What to work on> Search the listing for "Silhouette" and copy every line where it appears.

··· Given data ···

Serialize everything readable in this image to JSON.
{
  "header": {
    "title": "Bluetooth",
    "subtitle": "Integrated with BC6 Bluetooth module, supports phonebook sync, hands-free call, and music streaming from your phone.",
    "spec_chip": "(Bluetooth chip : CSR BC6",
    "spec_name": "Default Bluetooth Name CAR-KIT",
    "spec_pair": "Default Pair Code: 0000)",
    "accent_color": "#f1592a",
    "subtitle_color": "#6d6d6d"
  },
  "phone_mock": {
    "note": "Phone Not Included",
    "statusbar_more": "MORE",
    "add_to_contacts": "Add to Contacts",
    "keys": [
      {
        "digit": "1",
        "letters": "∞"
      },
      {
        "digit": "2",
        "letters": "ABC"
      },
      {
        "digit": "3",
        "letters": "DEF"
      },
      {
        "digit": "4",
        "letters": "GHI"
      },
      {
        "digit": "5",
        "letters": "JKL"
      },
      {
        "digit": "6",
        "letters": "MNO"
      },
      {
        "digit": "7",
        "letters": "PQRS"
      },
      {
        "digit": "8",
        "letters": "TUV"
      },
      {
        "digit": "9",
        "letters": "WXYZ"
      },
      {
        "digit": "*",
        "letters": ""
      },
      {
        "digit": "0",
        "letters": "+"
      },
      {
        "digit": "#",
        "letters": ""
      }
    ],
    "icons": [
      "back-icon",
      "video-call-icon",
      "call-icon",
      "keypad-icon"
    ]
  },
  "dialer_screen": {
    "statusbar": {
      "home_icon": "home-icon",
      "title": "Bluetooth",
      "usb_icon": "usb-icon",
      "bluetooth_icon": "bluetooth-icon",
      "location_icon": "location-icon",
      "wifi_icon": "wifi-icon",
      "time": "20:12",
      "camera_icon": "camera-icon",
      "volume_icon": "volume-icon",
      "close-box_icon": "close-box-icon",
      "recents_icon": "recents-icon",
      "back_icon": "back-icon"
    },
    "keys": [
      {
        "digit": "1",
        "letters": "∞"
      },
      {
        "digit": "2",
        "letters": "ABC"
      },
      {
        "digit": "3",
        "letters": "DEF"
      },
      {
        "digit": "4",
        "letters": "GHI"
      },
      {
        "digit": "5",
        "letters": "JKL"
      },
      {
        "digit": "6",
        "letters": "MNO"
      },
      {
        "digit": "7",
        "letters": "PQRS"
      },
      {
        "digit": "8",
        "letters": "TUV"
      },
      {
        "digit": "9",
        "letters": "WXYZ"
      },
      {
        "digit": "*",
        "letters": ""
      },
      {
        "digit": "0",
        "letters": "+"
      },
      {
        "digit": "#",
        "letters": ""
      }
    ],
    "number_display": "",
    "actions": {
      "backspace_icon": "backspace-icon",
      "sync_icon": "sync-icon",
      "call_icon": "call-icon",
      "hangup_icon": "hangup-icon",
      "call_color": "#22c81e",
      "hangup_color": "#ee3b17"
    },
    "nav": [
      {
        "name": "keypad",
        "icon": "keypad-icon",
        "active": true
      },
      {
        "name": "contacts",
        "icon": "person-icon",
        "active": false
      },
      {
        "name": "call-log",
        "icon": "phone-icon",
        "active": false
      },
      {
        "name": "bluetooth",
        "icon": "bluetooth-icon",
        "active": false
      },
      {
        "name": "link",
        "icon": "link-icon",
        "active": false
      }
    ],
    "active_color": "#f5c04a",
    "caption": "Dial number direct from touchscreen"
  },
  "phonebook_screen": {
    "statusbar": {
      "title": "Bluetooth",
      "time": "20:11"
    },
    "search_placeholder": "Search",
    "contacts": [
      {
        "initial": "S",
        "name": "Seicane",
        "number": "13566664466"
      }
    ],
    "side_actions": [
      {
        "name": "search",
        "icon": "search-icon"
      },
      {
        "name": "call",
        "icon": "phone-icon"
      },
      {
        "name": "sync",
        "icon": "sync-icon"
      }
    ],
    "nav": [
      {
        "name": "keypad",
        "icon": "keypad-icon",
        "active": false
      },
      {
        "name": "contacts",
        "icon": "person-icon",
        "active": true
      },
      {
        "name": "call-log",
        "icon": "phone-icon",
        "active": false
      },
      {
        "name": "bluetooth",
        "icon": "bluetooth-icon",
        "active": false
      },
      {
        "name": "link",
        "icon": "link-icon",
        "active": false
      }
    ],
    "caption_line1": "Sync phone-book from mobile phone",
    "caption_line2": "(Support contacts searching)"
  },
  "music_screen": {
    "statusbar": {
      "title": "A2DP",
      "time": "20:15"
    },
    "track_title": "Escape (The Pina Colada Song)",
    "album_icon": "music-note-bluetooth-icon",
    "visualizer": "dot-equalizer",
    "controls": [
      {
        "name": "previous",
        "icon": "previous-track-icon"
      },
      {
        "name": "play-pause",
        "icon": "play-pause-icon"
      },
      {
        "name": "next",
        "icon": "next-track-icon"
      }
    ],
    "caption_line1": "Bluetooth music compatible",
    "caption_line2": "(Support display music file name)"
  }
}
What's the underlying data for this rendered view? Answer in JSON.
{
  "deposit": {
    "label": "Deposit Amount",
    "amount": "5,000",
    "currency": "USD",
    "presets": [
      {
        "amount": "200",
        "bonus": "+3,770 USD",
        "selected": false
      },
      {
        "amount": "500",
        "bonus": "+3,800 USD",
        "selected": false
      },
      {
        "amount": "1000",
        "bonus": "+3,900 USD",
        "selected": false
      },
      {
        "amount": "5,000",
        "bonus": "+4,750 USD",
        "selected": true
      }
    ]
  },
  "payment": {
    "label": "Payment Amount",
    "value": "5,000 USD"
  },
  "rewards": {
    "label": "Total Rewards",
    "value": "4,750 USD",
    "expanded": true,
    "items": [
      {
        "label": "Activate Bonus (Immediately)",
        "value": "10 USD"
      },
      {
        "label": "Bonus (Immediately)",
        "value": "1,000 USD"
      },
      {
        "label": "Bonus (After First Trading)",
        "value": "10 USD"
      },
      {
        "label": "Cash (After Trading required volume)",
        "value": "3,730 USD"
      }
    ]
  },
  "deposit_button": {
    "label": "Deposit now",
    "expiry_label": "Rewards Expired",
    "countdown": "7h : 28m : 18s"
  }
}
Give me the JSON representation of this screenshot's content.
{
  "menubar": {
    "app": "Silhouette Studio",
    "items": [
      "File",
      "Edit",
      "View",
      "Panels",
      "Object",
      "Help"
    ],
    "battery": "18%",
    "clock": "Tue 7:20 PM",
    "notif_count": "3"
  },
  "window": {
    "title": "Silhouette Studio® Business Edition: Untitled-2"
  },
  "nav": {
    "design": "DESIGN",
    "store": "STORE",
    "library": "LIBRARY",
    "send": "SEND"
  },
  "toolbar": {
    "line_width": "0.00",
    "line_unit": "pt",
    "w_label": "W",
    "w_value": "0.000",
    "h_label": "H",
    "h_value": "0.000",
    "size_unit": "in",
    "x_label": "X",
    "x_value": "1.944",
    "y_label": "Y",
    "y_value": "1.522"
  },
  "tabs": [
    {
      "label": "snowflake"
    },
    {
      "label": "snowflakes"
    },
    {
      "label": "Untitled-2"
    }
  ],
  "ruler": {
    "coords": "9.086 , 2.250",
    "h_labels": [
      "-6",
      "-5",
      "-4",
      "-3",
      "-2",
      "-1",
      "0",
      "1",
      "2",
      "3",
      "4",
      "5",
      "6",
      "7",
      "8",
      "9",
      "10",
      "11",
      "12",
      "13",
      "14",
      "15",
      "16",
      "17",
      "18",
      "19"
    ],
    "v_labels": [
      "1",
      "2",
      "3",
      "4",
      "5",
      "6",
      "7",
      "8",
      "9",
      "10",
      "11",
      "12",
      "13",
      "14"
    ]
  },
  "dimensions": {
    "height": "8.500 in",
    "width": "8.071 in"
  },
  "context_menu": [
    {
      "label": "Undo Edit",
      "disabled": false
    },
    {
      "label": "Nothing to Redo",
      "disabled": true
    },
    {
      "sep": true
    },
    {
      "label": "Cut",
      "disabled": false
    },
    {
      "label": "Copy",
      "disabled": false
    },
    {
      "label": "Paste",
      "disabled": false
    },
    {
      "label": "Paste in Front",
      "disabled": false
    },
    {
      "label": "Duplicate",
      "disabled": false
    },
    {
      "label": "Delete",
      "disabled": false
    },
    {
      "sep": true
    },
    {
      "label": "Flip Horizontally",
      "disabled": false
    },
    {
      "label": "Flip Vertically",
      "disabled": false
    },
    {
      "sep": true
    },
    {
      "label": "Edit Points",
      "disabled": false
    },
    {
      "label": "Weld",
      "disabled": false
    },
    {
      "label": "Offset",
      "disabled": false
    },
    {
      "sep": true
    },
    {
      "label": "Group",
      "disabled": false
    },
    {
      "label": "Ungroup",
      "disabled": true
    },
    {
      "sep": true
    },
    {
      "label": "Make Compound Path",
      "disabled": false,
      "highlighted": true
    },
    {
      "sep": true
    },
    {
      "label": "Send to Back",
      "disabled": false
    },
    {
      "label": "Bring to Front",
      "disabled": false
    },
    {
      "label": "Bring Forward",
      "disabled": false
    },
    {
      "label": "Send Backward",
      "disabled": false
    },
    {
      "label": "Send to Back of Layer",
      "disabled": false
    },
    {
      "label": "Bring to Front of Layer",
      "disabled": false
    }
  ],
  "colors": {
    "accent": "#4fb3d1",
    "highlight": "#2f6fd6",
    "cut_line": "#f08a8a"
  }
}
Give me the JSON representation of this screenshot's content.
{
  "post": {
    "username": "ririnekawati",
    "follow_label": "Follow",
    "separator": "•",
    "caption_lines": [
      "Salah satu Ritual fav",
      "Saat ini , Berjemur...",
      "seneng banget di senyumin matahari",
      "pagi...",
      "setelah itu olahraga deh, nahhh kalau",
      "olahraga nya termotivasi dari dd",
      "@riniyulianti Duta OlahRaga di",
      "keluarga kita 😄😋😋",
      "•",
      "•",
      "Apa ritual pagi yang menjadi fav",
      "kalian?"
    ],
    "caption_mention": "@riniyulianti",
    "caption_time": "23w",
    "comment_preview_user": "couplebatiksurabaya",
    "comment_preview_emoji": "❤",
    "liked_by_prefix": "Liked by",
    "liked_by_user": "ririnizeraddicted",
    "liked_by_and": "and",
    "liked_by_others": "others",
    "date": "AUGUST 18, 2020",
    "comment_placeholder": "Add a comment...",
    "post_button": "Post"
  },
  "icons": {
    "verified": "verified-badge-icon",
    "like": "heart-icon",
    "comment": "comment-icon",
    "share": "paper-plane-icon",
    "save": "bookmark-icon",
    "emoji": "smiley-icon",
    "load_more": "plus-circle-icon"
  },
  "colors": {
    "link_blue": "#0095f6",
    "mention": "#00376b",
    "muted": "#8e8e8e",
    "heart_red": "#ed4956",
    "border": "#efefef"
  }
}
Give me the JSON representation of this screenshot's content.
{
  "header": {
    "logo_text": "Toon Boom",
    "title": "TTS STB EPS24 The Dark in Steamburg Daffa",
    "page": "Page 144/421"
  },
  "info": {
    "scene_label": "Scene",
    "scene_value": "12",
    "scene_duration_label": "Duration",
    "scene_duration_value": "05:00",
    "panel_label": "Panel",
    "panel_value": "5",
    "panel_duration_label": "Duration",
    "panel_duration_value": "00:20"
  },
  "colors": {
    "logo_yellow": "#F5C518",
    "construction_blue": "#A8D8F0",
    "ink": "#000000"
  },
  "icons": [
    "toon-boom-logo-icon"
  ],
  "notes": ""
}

···

Solution for this task>
    "app": "Silhouette Studio",
    "title": "Silhouette Studio® Business Edition: Untitled-2"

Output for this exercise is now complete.